--- START ---
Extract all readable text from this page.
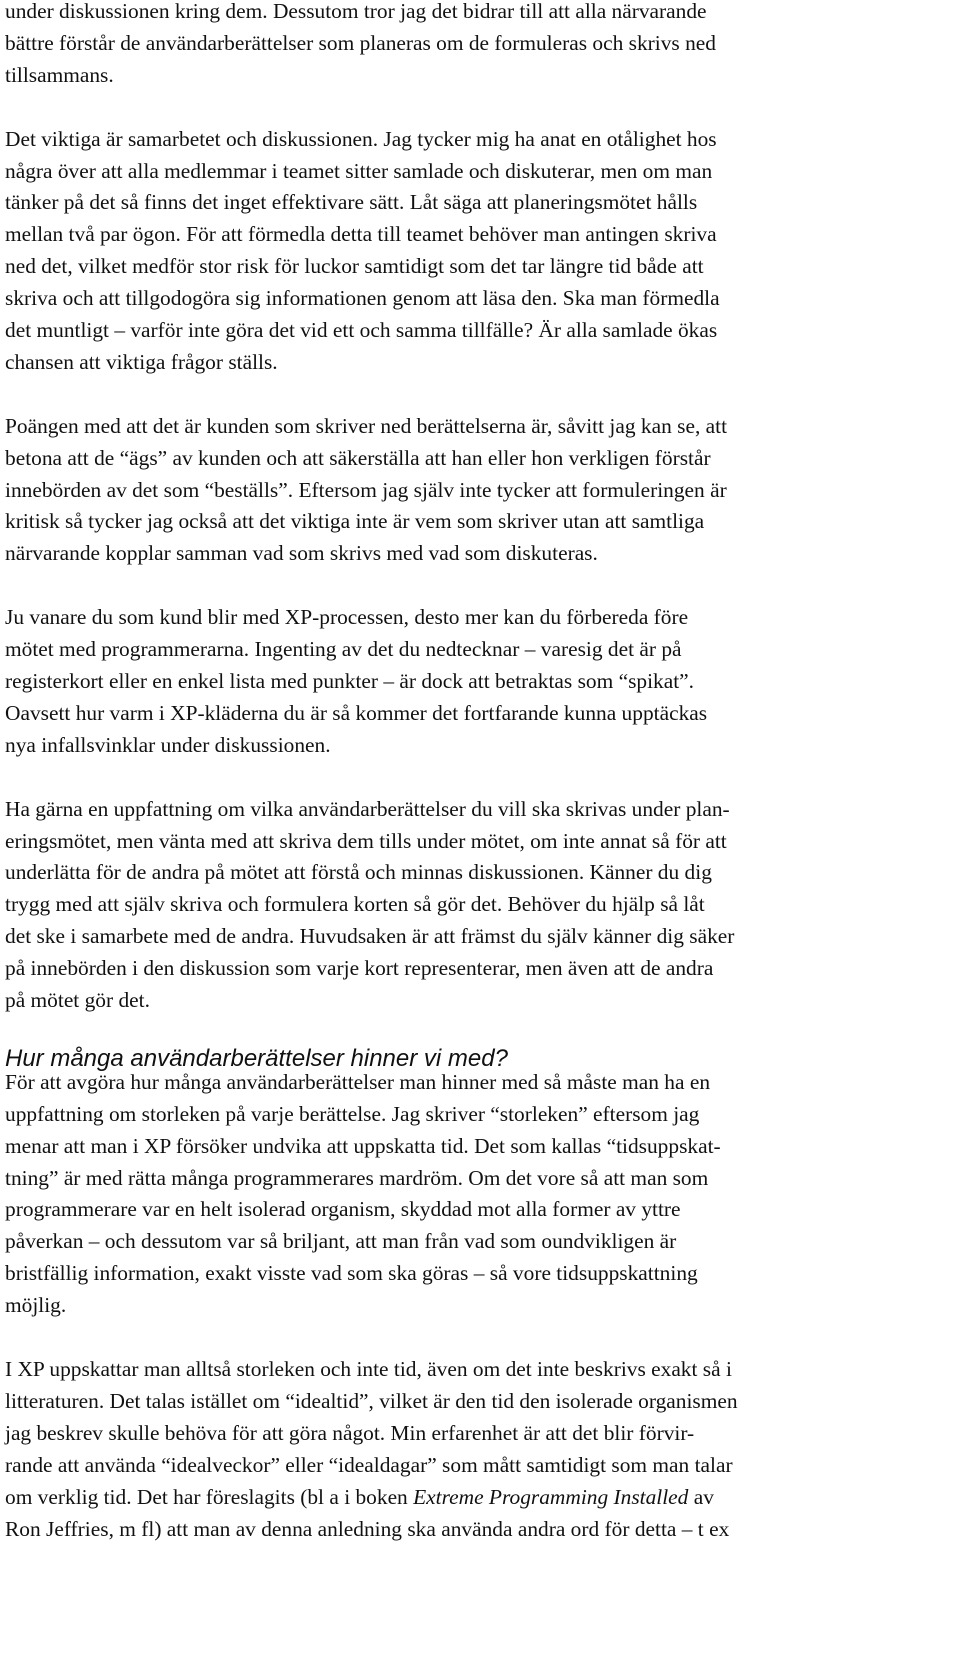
under diskussionen kring dem. Dessutom tror jag det bidrar till att alla närvarande
bättre förstår de användarberättelser som planeras om de formuleras och skrivs ned
tillsammans.

Det viktiga är samarbetet och diskussionen. Jag tycker mig ha anat en otålighet hos
några över att alla medlemmar i teamet sitter samlade och diskuterar, men om man
tänker på det så finns det inget effektivare sätt. Låt säga att planeringsmötet hålls
mellan två par ögon. För att förmedla detta till teamet behöver man antingen skriva
ned det, vilket medför stor risk för luckor samtidigt som det tar längre tid både att
skriva och att tillgodogöra sig informationen genom att läsa den. Ska man förmedla
det muntligt – varför inte göra det vid ett och samma tillfälle? Är alla samlade ökas
chansen att viktiga frågor ställs.

Poängen med att det är kunden som skriver ned berättelserna är, såvitt jag kan se, att
betona att de “ägs” av kunden och att säkerställa att han eller hon verkligen förstår
innebörden av det som “beställs”. Eftersom jag själv inte tycker att formuleringen är
kritisk så tycker jag också att det viktiga inte är vem som skriver utan att samtliga
närvarande kopplar samman vad som skrivs med vad som diskuteras.

Ju vanare du som kund blir med XP-processen, desto mer kan du förbereda före
mötet med programmerarna. Ingenting av det du nedtecknar – varesig det är på
registerkort eller en enkel lista med punkter – är dock att betraktas som “spikat”.
Oavsett hur varm i XP-kläderna du är så kommer det fortfarande kunna upptäckas
nya infallsvinklar under diskussionen.

Ha gärna en uppfattning om vilka användarberättelser du vill ska skrivas under plan-
eringsmötet, men vänta med att skriva dem tills under mötet, om inte annat så för att
underlätta för de andra på mötet att förstå och minnas diskussionen. Känner du dig
trygg med att själv skriva och formulera korten så gör det. Behöver du hjälp så låt
det ske i samarbete med de andra. Huvudsaken är att främst du själv känner dig säker
på innebörden i den diskussion som varje kort representerar, men även att de andra
på mötet gör det.

Hur många användarberättelser hinner vi med?

För att avgöra hur många användarberättelser man hinner med så måste man ha en
uppfattning om storleken på varje berättelse. Jag skriver “storleken” eftersom jag
menar att man i XP försöker undvika att uppskatta tid. Det som kallas “tidsuppskat-
tning” är med rätta många programmerares mardröm. Om det vore så att man som
programmerare var en helt isolerad organism, skyddad mot alla former av yttre
påverkan – och dessutom var så briljant, att man från vad som oundvikligen är
bristfällig information, exakt visste vad som ska göras – så vore tidsuppskattning
möjlig.

I XP uppskattar man alltså storleken och inte tid, även om det inte beskrivs exakt så i
litteraturen. Det talas istället om “idealtid”, vilket är den tid den isolerade organismen
jag beskrev skulle behöva för att göra något. Min erfarenhet är att det blir förvir-
rande att använda “idealveckor” eller “idealdagar” som mått samtidigt som man talar
om verklig tid. Det har föreslagits (bl a i boken Extreme Programming Installed av
Ron Jeffries, m fl) att man av denna anledning ska använda andra ord för detta – t ex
--- END ---
◆ **YOUR GOAL**:
The answer must consist of every line above that holds the string "innebörden", copied exactly.

◆ **RESPONSE TO THE TASK**:
innebörden av det som “beställs”. Eftersom jag själv inte tycker att formuleringen är
på innebörden i den diskussion som varje kort representerar, men även att de andra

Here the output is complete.